PROMPT:
Word for word, repeat the entries, minus the pictures.
*** MATERIAL FOR THIS TASK ***
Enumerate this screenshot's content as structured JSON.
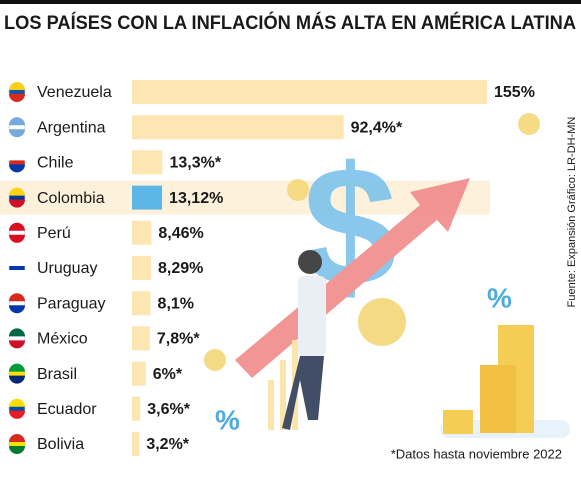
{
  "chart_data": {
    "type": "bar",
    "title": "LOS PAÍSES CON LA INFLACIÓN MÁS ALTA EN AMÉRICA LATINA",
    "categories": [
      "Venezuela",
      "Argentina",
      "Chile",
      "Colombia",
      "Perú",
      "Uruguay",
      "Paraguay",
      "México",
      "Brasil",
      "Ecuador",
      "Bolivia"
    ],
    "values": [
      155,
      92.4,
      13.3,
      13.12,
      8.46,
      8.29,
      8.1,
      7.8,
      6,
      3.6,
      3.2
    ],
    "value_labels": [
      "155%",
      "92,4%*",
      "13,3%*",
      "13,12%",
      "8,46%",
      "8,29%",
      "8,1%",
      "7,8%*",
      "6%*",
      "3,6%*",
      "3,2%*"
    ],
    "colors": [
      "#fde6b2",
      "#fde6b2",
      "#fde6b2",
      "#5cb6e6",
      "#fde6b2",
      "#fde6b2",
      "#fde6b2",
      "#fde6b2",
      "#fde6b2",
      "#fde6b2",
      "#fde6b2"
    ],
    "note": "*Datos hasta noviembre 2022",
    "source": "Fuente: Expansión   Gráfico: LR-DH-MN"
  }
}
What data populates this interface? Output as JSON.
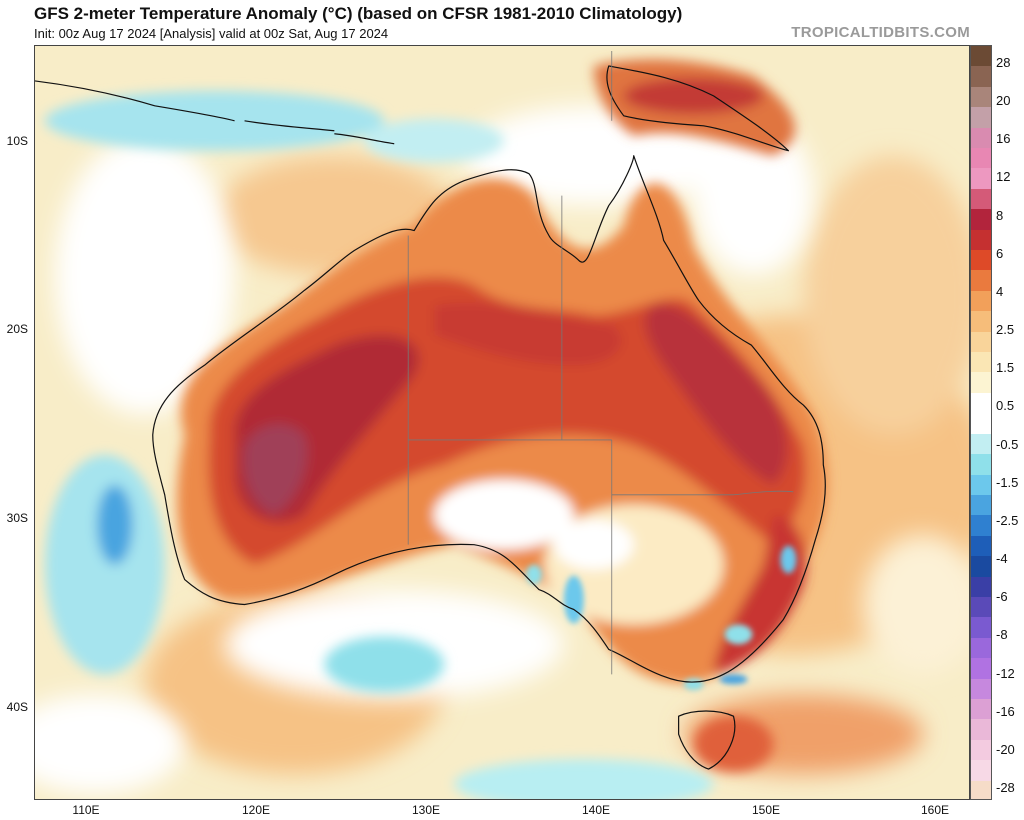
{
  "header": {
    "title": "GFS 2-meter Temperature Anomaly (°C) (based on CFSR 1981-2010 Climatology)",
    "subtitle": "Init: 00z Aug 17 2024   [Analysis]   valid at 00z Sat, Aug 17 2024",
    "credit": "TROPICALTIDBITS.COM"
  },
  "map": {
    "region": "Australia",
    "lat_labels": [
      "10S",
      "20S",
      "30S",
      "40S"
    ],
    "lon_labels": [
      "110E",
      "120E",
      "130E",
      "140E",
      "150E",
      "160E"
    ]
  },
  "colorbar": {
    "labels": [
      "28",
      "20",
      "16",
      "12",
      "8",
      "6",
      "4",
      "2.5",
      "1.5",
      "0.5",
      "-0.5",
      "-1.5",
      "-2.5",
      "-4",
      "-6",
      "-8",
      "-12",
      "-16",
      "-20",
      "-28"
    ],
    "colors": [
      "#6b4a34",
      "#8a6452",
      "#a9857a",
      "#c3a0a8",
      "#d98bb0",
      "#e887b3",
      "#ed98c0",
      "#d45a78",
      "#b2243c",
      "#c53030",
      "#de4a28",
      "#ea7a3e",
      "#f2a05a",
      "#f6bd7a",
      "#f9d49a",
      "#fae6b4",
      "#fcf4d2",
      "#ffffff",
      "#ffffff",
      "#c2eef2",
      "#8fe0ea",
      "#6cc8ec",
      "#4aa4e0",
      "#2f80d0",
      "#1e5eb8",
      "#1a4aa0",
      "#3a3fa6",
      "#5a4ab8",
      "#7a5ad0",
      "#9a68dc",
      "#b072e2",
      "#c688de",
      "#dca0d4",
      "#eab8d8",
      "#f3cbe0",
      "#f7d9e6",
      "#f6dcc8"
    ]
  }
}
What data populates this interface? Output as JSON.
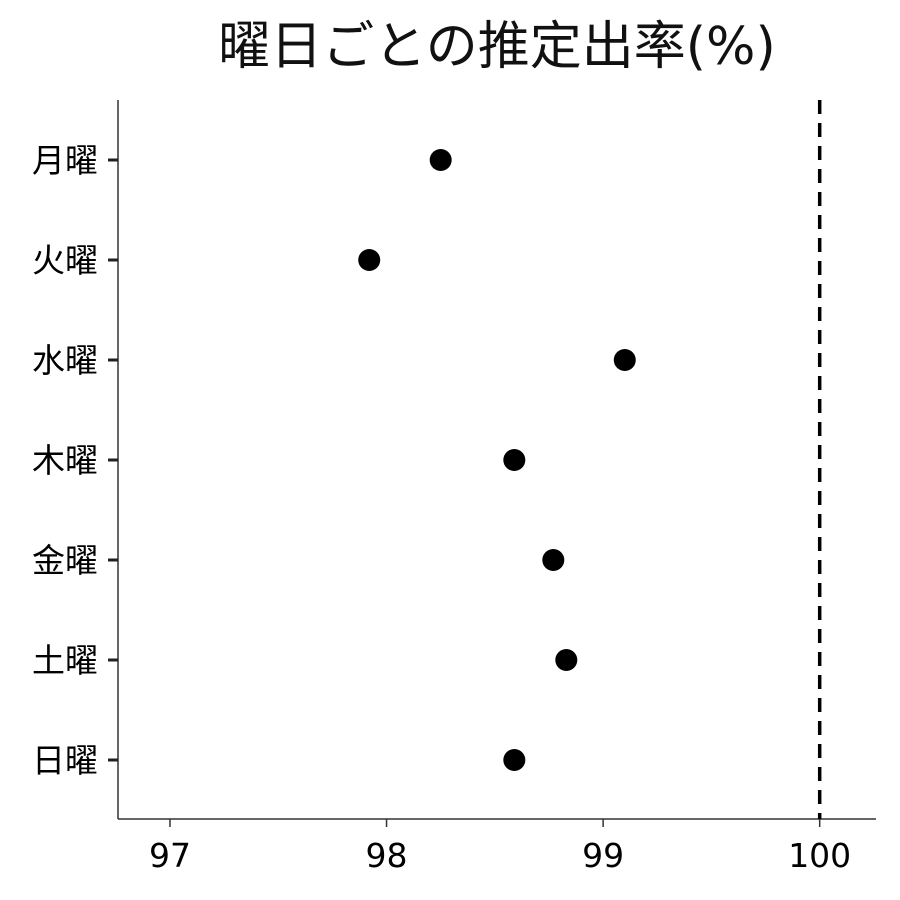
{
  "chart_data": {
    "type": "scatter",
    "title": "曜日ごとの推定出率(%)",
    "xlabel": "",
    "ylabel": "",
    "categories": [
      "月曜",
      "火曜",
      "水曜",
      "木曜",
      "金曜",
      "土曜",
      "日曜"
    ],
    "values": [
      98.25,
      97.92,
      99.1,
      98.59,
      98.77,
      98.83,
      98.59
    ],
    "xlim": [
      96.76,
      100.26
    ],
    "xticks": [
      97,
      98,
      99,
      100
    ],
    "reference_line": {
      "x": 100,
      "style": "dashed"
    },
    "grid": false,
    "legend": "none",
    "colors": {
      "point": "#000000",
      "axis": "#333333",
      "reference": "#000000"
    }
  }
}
***
TASK ANSWER:
Enumerate this screenshot's content as structured JSON.
{
  "chart_data": {
    "type": "bar",
    "title": "LOS PAÍSES CON LA INFLACIÓN MÁS ALTA EN AMÉRICA LATINA",
    "categories": [
      "Venezuela",
      "Argentina",
      "Chile",
      "Colombia",
      "Perú",
      "Uruguay",
      "Paraguay",
      "México",
      "Brasil",
      "Ecuador",
      "Bolivia"
    ],
    "values": [
      155,
      92.4,
      13.3,
      13.12,
      8.46,
      8.29,
      8.1,
      7.8,
      6,
      3.6,
      3.2
    ],
    "value_labels": [
      "155%",
      "92,4%*",
      "13,3%*",
      "13,12%",
      "8,46%",
      "8,29%",
      "8,1%",
      "7,8%*",
      "6%*",
      "3,6%*",
      "3,2%*"
    ],
    "colors": [
      "#fde6b2",
      "#fde6b2",
      "#fde6b2",
      "#5cb6e6",
      "#fde6b2",
      "#fde6b2",
      "#fde6b2",
      "#fde6b2",
      "#fde6b2",
      "#fde6b2",
      "#fde6b2"
    ],
    "note": "*Datos hasta noviembre 2022",
    "source": "Fuente: Expansión   Gráfico: LR-DH-MN"
  }
}
What data populates this interface? Output as JSON.
{
  "header": {
    "title": "GFS 2-meter Temperature Anomaly (°C) (based on CFSR 1981-2010 Climatology)",
    "subtitle": "Init: 00z Aug 17 2024   [Analysis]   valid at 00z Sat, Aug 17 2024",
    "credit": "TROPICALTIDBITS.COM"
  },
  "map": {
    "region": "Australia",
    "lat_labels": [
      "10S",
      "20S",
      "30S",
      "40S"
    ],
    "lon_labels": [
      "110E",
      "120E",
      "130E",
      "140E",
      "150E",
      "160E"
    ]
  },
  "colorbar": {
    "labels": [
      "28",
      "20",
      "16",
      "12",
      "8",
      "6",
      "4",
      "2.5",
      "1.5",
      "0.5",
      "-0.5",
      "-1.5",
      "-2.5",
      "-4",
      "-6",
      "-8",
      "-12",
      "-16",
      "-20",
      "-28"
    ],
    "colors": [
      "#6b4a34",
      "#8a6452",
      "#a9857a",
      "#c3a0a8",
      "#d98bb0",
      "#e887b3",
      "#ed98c0",
      "#d45a78",
      "#b2243c",
      "#c53030",
      "#de4a28",
      "#ea7a3e",
      "#f2a05a",
      "#f6bd7a",
      "#f9d49a",
      "#fae6b4",
      "#fcf4d2",
      "#ffffff",
      "#ffffff",
      "#c2eef2",
      "#8fe0ea",
      "#6cc8ec",
      "#4aa4e0",
      "#2f80d0",
      "#1e5eb8",
      "#1a4aa0",
      "#3a3fa6",
      "#5a4ab8",
      "#7a5ad0",
      "#9a68dc",
      "#b072e2",
      "#c688de",
      "#dca0d4",
      "#eab8d8",
      "#f3cbe0",
      "#f7d9e6",
      "#f6dcc8"
    ]
  }
}
What data populates this interface? Output as JSON.
{
  "chart_data": {
    "type": "scatter",
    "title": "曜日ごとの推定出率(%)",
    "xlabel": "",
    "ylabel": "",
    "categories": [
      "月曜",
      "火曜",
      "水曜",
      "木曜",
      "金曜",
      "土曜",
      "日曜"
    ],
    "values": [
      98.25,
      97.92,
      99.1,
      98.59,
      98.77,
      98.83,
      98.59
    ],
    "xlim": [
      96.76,
      100.26
    ],
    "xticks": [
      97,
      98,
      99,
      100
    ],
    "reference_line": {
      "x": 100,
      "style": "dashed"
    },
    "grid": false,
    "legend": "none",
    "colors": {
      "point": "#000000",
      "axis": "#333333",
      "reference": "#000000"
    }
  }
}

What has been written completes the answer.